### What to work on
How many lines in the listing below include the word "demonstrate"? Reply with the count alone.

┄┄┄┄┄┄┄┄┄┄┄┄┄┄┄┄┄┄┄┄

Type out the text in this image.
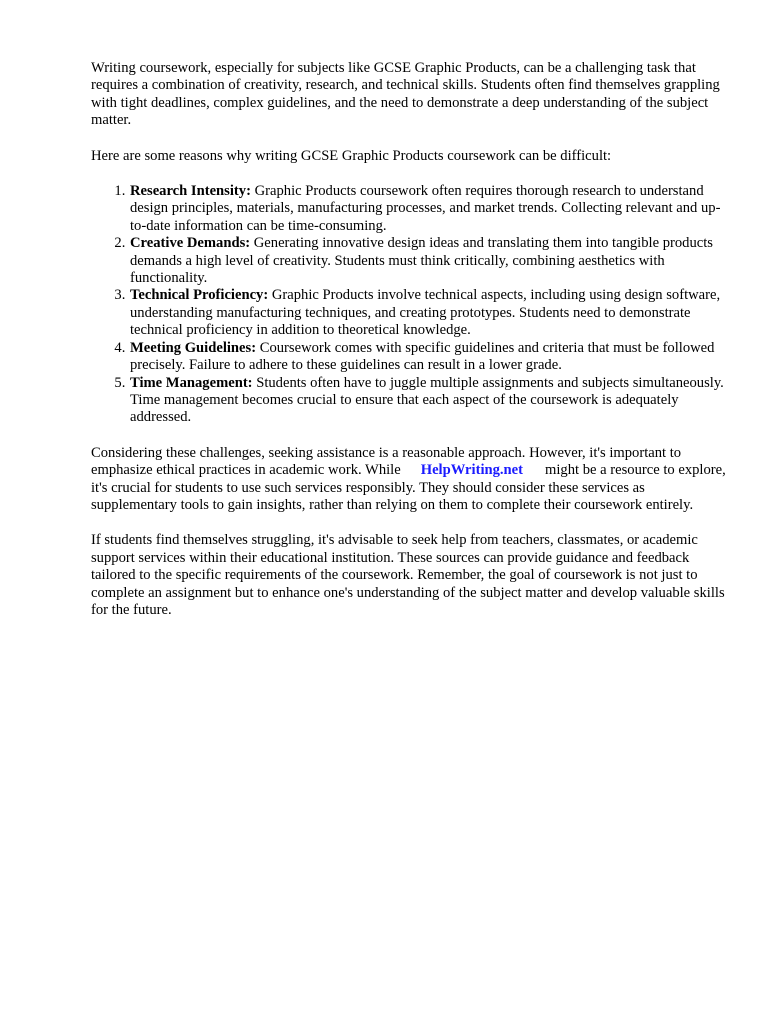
Writing coursework, especially for subjects like GCSE Graphic Products, can be a challenging task that requires a combination of creativity, research, and technical skills. Students often find themselves grappling with tight deadlines, complex guidelines, and the need to demonstrate a deep understanding of the subject matter.

Here are some reasons why writing GCSE Graphic Products coursework can be difficult:

1. Research Intensity: Graphic Products coursework often requires thorough research to understand design principles, materials, manufacturing processes, and market trends. Collecting relevant and up-to-date information can be time-consuming.
2. Creative Demands: Generating innovative design ideas and translating them into tangible products demands a high level of creativity. Students must think critically, combining aesthetics with functionality.
3. Technical Proficiency: Graphic Products involve technical aspects, including using design software, understanding manufacturing techniques, and creating prototypes. Students need to demonstrate technical proficiency in addition to theoretical knowledge.
4. Meeting Guidelines: Coursework comes with specific guidelines and criteria that must be followed precisely. Failure to adhere to these guidelines can result in a lower grade.
5. Time Management: Students often have to juggle multiple assignments and subjects simultaneously. Time management becomes crucial to ensure that each aspect of the coursework is adequately addressed.

Considering these challenges, seeking assistance is a reasonable approach. However, it's important to emphasize ethical practices in academic work. While HelpWriting.net might be a resource to explore, it's crucial for students to use such services responsibly. They should consider these services as supplementary tools to gain insights, rather than relying on them to complete their coursework entirely.

If students find themselves struggling, it's advisable to seek help from teachers, classmates, or academic support services within their educational institution. These sources can provide guidance and feedback tailored to the specific requirements of the coursework. Remember, the goal of coursework is not just to complete an assignment but to enhance one's understanding of the subject matter and develop valuable skills for the future.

┄┄┄┄┄┄┄┄┄┄┄┄┄┄┄┄┄┄┄┄

### Full output
2